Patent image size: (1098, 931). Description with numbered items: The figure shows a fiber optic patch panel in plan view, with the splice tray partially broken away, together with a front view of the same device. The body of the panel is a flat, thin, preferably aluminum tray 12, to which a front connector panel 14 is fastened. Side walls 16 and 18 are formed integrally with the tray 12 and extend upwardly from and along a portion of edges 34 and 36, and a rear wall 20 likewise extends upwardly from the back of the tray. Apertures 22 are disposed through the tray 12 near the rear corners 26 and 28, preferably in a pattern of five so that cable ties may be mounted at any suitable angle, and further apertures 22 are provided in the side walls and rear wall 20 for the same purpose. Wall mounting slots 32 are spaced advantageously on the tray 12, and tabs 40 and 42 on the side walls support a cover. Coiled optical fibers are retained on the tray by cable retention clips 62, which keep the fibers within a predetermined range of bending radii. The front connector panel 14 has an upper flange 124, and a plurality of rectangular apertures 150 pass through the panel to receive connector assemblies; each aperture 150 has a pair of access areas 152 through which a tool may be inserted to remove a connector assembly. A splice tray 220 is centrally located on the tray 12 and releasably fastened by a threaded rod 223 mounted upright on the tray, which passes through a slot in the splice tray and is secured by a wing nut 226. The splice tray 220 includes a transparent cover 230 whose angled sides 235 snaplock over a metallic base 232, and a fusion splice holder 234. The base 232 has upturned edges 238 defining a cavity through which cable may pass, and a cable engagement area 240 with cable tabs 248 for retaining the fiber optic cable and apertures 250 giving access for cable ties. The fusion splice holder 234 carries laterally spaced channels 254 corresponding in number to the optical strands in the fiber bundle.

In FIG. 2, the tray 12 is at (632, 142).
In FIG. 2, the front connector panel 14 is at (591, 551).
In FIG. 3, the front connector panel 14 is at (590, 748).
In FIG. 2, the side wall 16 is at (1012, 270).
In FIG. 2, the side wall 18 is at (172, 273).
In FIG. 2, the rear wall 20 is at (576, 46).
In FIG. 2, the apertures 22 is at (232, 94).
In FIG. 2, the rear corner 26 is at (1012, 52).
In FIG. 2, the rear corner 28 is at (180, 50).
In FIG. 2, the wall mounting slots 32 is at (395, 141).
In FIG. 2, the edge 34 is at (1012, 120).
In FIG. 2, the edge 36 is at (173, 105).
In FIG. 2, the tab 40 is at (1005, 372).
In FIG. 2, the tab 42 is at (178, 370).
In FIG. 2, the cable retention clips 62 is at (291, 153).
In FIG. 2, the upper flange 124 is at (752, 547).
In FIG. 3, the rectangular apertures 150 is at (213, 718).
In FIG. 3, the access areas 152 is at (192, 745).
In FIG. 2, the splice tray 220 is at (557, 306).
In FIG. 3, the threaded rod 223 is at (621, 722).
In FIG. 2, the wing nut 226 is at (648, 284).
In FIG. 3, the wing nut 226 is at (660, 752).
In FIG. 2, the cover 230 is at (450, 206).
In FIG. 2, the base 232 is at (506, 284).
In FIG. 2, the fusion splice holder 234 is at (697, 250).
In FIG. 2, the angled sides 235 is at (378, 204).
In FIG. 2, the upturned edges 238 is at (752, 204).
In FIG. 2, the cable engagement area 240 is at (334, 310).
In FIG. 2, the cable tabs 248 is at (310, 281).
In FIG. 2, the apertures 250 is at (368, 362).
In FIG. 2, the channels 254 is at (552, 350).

* * *

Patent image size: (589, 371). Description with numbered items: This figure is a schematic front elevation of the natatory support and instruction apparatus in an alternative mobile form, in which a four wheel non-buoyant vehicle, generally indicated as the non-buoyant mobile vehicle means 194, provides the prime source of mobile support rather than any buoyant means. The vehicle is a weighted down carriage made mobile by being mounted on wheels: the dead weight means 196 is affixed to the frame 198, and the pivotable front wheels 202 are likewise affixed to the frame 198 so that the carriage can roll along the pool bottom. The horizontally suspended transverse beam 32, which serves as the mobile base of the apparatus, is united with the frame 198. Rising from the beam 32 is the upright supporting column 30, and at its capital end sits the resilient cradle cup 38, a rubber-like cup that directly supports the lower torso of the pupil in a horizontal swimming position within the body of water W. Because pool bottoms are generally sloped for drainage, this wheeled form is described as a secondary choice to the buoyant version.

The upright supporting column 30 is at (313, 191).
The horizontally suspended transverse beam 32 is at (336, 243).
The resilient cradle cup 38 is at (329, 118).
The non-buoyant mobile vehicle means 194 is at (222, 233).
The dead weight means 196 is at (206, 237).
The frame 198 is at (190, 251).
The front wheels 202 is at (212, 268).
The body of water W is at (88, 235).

...

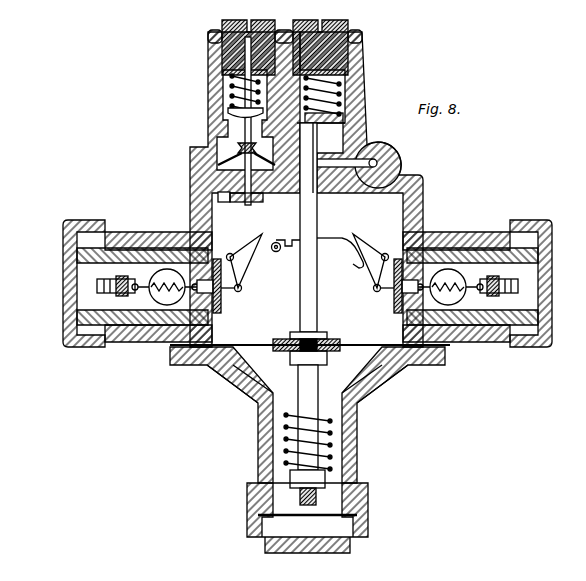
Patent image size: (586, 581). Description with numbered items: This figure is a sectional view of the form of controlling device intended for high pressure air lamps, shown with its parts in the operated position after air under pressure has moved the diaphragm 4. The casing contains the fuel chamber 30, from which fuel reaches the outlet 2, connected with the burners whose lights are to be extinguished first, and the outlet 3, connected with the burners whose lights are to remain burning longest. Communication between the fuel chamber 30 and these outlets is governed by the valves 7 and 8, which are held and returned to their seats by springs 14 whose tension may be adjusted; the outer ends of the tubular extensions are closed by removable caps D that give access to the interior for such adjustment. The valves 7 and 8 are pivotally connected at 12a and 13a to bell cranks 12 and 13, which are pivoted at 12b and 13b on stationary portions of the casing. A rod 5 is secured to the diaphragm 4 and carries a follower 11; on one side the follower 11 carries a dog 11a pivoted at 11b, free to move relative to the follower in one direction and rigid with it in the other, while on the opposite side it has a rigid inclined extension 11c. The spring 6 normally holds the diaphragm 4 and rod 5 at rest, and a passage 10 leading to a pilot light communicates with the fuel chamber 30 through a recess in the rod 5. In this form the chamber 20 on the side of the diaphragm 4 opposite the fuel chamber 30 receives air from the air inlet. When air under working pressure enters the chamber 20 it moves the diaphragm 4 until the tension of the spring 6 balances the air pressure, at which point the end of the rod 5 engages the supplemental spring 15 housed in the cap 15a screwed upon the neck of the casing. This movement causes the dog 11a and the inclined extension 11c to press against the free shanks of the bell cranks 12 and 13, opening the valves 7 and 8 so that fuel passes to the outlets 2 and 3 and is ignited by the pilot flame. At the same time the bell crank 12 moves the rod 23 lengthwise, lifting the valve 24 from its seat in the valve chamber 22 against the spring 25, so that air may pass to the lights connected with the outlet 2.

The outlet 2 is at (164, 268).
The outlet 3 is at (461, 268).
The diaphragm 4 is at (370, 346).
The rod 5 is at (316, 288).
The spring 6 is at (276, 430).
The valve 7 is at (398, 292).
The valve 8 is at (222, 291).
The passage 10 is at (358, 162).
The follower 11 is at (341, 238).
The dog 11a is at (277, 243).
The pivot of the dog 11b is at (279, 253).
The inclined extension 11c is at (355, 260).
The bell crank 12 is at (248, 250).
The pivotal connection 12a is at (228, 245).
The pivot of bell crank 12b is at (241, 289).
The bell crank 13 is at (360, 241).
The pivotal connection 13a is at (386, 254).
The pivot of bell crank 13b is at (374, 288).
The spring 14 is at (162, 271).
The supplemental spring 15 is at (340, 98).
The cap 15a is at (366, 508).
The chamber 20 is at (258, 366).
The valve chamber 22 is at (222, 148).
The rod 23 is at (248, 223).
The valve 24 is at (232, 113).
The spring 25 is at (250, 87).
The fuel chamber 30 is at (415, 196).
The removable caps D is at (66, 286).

Exercise task - Reproduce the lines word for word, beginning with the line that contains "Patent image size: (589, 371)." and continuing through the line that contains "The body of water W is at (88, 235).".

Complete output -
Patent image size: (589, 371). Description with numbered items: This figure is a schematic front elevation of the natatory support and instruction apparatus in an alternative mobile form, in which a four wheel non-buoyant vehicle, generally indicated as the non-buoyant mobile vehicle means 194, provides the prime source of mobile support rather than any buoyant means. The vehicle is a weighted down carriage made mobile by being mounted on wheels: the dead weight means 196 is affixed to the frame 198, and the pivotable front wheels 202 are likewise affixed to the frame 198 so that the carriage can roll along the pool bottom. The horizontally suspended transverse beam 32, which serves as the mobile base of the apparatus, is united with the frame 198. Rising from the beam 32 is the upright supporting column 30, and at its capital end sits the resilient cradle cup 38, a rubber-like cup that directly supports the lower torso of the pupil in a horizontal swimming position within the body of water W. Because pool bottoms are generally sloped for drainage, this wheeled form is described as a secondary choice to the buoyant version.

The upright supporting column 30 is at (313, 191).
The horizontally suspended transverse beam 32 is at (336, 243).
The resilient cradle cup 38 is at (329, 118).
The non-buoyant mobile vehicle means 194 is at (222, 233).
The dead weight means 196 is at (206, 237).
The frame 198 is at (190, 251).
The front wheels 202 is at (212, 268).
The body of water W is at (88, 235).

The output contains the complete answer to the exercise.